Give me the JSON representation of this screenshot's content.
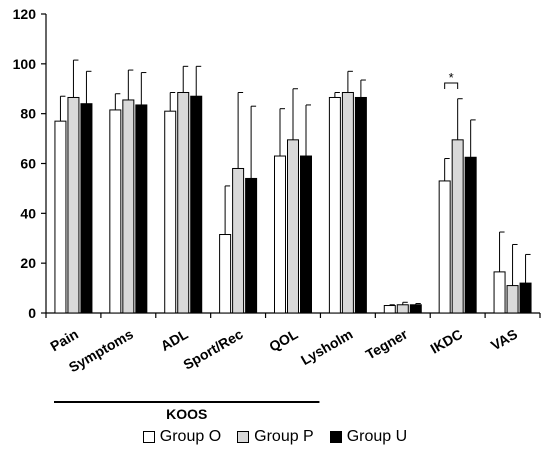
{
  "chart_data": {
    "type": "bar",
    "categories": [
      "Pain",
      "Symptoms",
      "ADL",
      "Sport/Rec",
      "QOL",
      "Lysholm",
      "Tegner",
      "IKDC",
      "VAS"
    ],
    "series": [
      {
        "name": "Group O",
        "color": "#ffffff",
        "values": [
          77,
          81.5,
          81,
          31.5,
          63,
          86.5,
          3,
          53,
          16.5
        ],
        "errors": [
          10,
          6.5,
          7.5,
          19.5,
          19,
          2,
          0.3,
          9,
          16
        ]
      },
      {
        "name": "Group P",
        "color": "#d9d9d9",
        "values": [
          86.5,
          85.5,
          88.5,
          58,
          69.5,
          88.5,
          3.3,
          69.5,
          11
        ],
        "errors": [
          15,
          12,
          10.5,
          30.5,
          20.5,
          8.5,
          1,
          16.5,
          16.5
        ]
      },
      {
        "name": "Group U",
        "color": "#000000",
        "values": [
          84,
          83.5,
          87,
          54,
          63,
          86.5,
          3.3,
          62.5,
          12
        ],
        "errors": [
          13,
          13,
          12,
          29,
          20.5,
          7,
          0.5,
          15,
          11.5
        ]
      }
    ],
    "yticks": [
      "0",
      "20",
      "40",
      "60",
      "80",
      "100",
      "120"
    ],
    "ylim": [
      0,
      120
    ],
    "group_label": "KOOS",
    "significance": {
      "category": "IKDC",
      "between": [
        "Group O",
        "Group P"
      ],
      "marker": "*"
    },
    "grid": false,
    "legend_position": "bottom"
  }
}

▶ Set task: Give all the lines above again, character for character, without pictures.

▶ Correct response:
Give me the JSON representation of this screenshot's content.
{
  "chart_data": {
    "type": "bar",
    "categories": [
      "Pain",
      "Symptoms",
      "ADL",
      "Sport/Rec",
      "QOL",
      "Lysholm",
      "Tegner",
      "IKDC",
      "VAS"
    ],
    "series": [
      {
        "name": "Group O",
        "color": "#ffffff",
        "values": [
          77,
          81.5,
          81,
          31.5,
          63,
          86.5,
          3,
          53,
          16.5
        ],
        "errors": [
          10,
          6.5,
          7.5,
          19.5,
          19,
          2,
          0.3,
          9,
          16
        ]
      },
      {
        "name": "Group P",
        "color": "#d9d9d9",
        "values": [
          86.5,
          85.5,
          88.5,
          58,
          69.5,
          88.5,
          3.3,
          69.5,
          11
        ],
        "errors": [
          15,
          12,
          10.5,
          30.5,
          20.5,
          8.5,
          1,
          16.5,
          16.5
        ]
      },
      {
        "name": "Group U",
        "color": "#000000",
        "values": [
          84,
          83.5,
          87,
          54,
          63,
          86.5,
          3.3,
          62.5,
          12
        ],
        "errors": [
          13,
          13,
          12,
          29,
          20.5,
          7,
          0.5,
          15,
          11.5
        ]
      }
    ],
    "yticks": [
      "0",
      "20",
      "40",
      "60",
      "80",
      "100",
      "120"
    ],
    "ylim": [
      0,
      120
    ],
    "group_label": "KOOS",
    "significance": {
      "category": "IKDC",
      "between": [
        "Group O",
        "Group P"
      ],
      "marker": "*"
    },
    "grid": false,
    "legend_position": "bottom"
  }
}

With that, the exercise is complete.